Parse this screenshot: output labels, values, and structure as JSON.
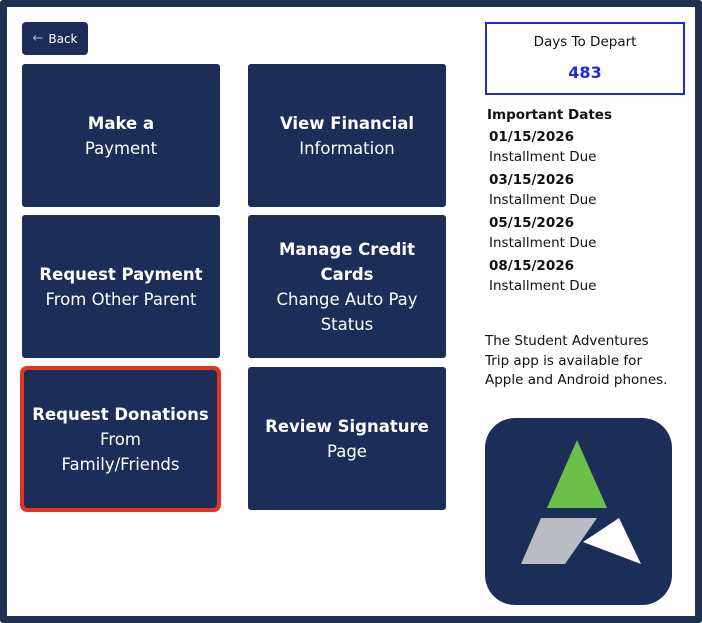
{
  "header": {
    "back_label": "Back"
  },
  "tiles": [
    {
      "bold": "Make a",
      "regular": "Payment"
    },
    {
      "bold": "View Financial",
      "regular": "Information"
    },
    {
      "bold": "Request Payment",
      "regular": "From Other Parent"
    },
    {
      "bold": "Manage Credit Cards",
      "regular": "Change Auto Pay Status"
    },
    {
      "bold": "Request Donations",
      "regular": "From Family/Friends"
    },
    {
      "bold": "Review Signature",
      "regular": "Page"
    }
  ],
  "sidebar": {
    "days_label": "Days To Depart",
    "days_value": "483",
    "dates_heading": "Important Dates",
    "dates": [
      {
        "date": "01/15/2026",
        "label": "Installment Due"
      },
      {
        "date": "03/15/2026",
        "label": "Installment Due"
      },
      {
        "date": "05/15/2026",
        "label": "Installment Due"
      },
      {
        "date": "08/15/2026",
        "label": "Installment Due"
      }
    ],
    "app_note": "The Student Adventures Trip app is available for Apple and Android phones."
  },
  "colors": {
    "tile_bg": "#1c2d58",
    "selected_outline": "#e5341f",
    "days_accent": "#1f2bd6",
    "logo_green": "#6cc04a",
    "logo_gray": "#b9bcc0",
    "logo_white": "#ffffff"
  }
}
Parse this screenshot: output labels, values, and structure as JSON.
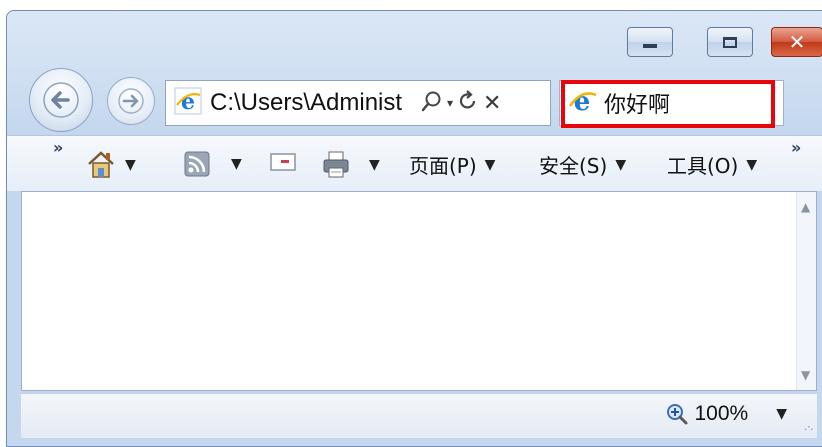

**TO BE DONE**. Go over the records above and tally the lines with the word "Payment" in them. Give the number alone.

**OUTPUT BELOW**. 2